Extracted records
——————————

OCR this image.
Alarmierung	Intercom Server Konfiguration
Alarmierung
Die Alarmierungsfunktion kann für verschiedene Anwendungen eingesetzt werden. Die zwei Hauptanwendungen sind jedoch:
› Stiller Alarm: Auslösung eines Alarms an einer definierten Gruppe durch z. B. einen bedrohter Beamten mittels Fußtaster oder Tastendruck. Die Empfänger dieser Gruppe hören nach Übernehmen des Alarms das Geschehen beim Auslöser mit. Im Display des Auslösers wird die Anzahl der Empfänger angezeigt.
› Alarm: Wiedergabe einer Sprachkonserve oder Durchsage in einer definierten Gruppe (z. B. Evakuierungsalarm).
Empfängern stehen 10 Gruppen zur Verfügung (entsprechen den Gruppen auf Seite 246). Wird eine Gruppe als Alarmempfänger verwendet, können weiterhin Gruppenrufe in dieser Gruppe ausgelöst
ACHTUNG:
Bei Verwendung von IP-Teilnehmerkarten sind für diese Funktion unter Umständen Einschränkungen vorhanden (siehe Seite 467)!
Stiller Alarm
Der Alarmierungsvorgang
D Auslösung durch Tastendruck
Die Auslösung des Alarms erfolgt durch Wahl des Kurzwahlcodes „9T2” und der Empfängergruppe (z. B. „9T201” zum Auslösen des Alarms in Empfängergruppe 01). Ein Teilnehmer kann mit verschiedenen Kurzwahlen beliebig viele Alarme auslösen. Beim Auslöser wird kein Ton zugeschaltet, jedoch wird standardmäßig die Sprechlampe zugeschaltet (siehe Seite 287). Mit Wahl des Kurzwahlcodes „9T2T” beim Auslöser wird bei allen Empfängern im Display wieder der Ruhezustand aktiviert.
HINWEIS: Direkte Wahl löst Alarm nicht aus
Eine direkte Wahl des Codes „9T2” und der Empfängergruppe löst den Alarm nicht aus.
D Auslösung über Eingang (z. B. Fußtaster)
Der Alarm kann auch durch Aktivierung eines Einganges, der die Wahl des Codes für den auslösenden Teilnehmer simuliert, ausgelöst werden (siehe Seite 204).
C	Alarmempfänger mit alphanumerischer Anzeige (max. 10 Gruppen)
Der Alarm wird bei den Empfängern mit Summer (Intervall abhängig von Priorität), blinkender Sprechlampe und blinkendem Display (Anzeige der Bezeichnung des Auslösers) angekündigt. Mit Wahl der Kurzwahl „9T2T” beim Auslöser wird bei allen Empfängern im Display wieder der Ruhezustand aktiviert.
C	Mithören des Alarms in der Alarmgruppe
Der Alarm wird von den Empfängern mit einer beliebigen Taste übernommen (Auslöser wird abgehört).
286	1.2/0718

——————————

Locate all lines holding the word "Tastendruck", then copy them out.

ANSWER TO THIS TASK |
› Stiller Alarm: Auslösung eines Alarms an einer definierten Gruppe durch z. B. einen bedrohter Beamten mittels Fußtaster oder Tastendruck. Die Empfänger dieser Gruppe hören nach Übernehmen des Alarms das Geschehen beim Auslöser mit. Im Display des Auslösers wird die Anzahl der Empfänger angezeigt.
D Auslösung durch Tastendruck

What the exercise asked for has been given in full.